-- start of Reading passage --

Monthly Archives: March 2008

Chelsea Market Tour

Yesterday, I took a walking tour of the Meatpacking District and Chelsea Market through Foods of New York. It might seem strange to take a tour of district in the city in which I live, but guides can often get access to some additional areas that aren’t open to just anyone. Several weeks ago, I’d been on a pub crawl/history tour of some of Wall Street’s most famous drinking establishments. Best of all with some of the food tours is that they are also eating tours as well, with the price of the samples included in the fee.

I’d written about the market last year, but it seems as though my photos have gone AWOL from that post so I thought I’d share what we saw yesterday on our jaunt through the market. We met at the Chelsea Wine Vault:

Our first stop was at a display window where we got to hear a history of the building. This was the old Nabisco Biscuit Factory. More importantly, it was where the Oreo was invented. Did you know that Nabisco was the first company (according to our tour guide) to wrap its cardboard cracker boxes in plastic wrap so that they would not get wet when it rains?

Then, we stopped at our first store for a sample of its wares: Eleni’s. I would show you a sample of their everything cookie, but I ate it and the extras with which we left. The combination of oats, coconut, semi-sweet chocolate, walnuts, and dried cranberries was just too much to resist. Eleni’s is also known for its gorgeously decorated cookies, photos of which you can see on their website.

To help us wash it down, we stopped off at Ronnybrook Farm’s store in the market. Rich, thick, creamy chocolate milk was just the ticket to wash down the last of the cookie. Along the way, we took a peek at the prep windows for Amy’s Bread, where you can see the loaves being prepped and proved.

Then, we stopped off at The Lobster Place.

We were able to get an inside peek at just what these beauties look like, well before they become the lobster bisque that we were able to sample. The lobsters that come in to this shop are sold to some of the top restaurants in the city, we were told.

One of the architectural features pointed out to us on our way to the next stop was the transom windows at the top. When steam trains used to come into the factory, the windows were the way to release all the heat and moisture. The levers that controlled these openings, reminded me a little bit of the ones that opened and closed the really high windows that were in my high school gym.

The waterfall in the center of the market helps to mute some of the noise from the foot traffic and to create a calming atmosphere.

The next stop on our tour is one of my favorite shops in the entire market: Buon Italia.

Aside from all the great things to buy there – olive oils, cheeses, cured meats, and lots of other wonderful items from Italy – the best part was that we got to taste some of these goodies. With the help of some whole wheat bread from Amy’s Bread, we sampled marinated olives, smoked mozzarella, mortadella, salami, artichoke spread, and pickled mini onions.

After a brief stop to look at the Manhattan Fruit and Vegetable Exchange, where there were lots of oohs and ahhs over all the fresh produce, we got to visit Sarabeth’s Bakery. There we were treated to samples of her homemade biscuits and fruit spread.

We paid a visit to Chelsea Market Baskets and looked at all the foods and chocolates that they can put together for gifts. Then, we stopped off at the T-Salon, where I discovered they have a little cafe in the back. The blossoming teas that they laid out to show us were almost too pretty to drink.

Amazingly, after all of that, we managed just enough room leftover to sample some gelato from L’Arte del Gelato.

-- end of Reading passage --
-- start of Collected data --

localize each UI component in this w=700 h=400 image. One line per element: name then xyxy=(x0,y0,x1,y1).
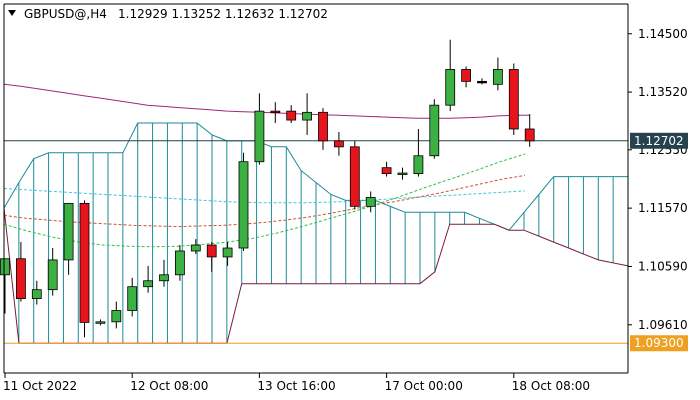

-- end of Collected data --

Actions to take
**1.** According to the Chelsea Market tour post, which cookie was invented in the old Nabisco Biscuit Factory building?
**2.** Write out everything from "Then, we stopped at" down to "prepped and proved." in the Chelsea Market tour post, substituting "strawberry milk" for "chocolate milk".
The material stands apart from the Chelsea Market tour post.

Completed exercise
**1.** The Oreo.

**2.**
Then, we stopped at our first store for a sample of its wares: Eleni’s. I would show you a sample of their everything cookie, but I ate it and the extras with which we left. The combination of oats, coconut, semi-sweet chocolate, walnuts, and dried cranberries was just too much to resist. Eleni’s is also known for its gorgeously decorated cookies, photos of which you can see on their website.

To help us wash it down, we stopped off at Ronnybrook Farm’s store in the market. Rich, thick, creamy strawberry milk was just the ticket to wash down the last of the cookie. Along the way, we took a peek at the prep windows for Amy’s Bread, where you can see the loaves being prepped and proved.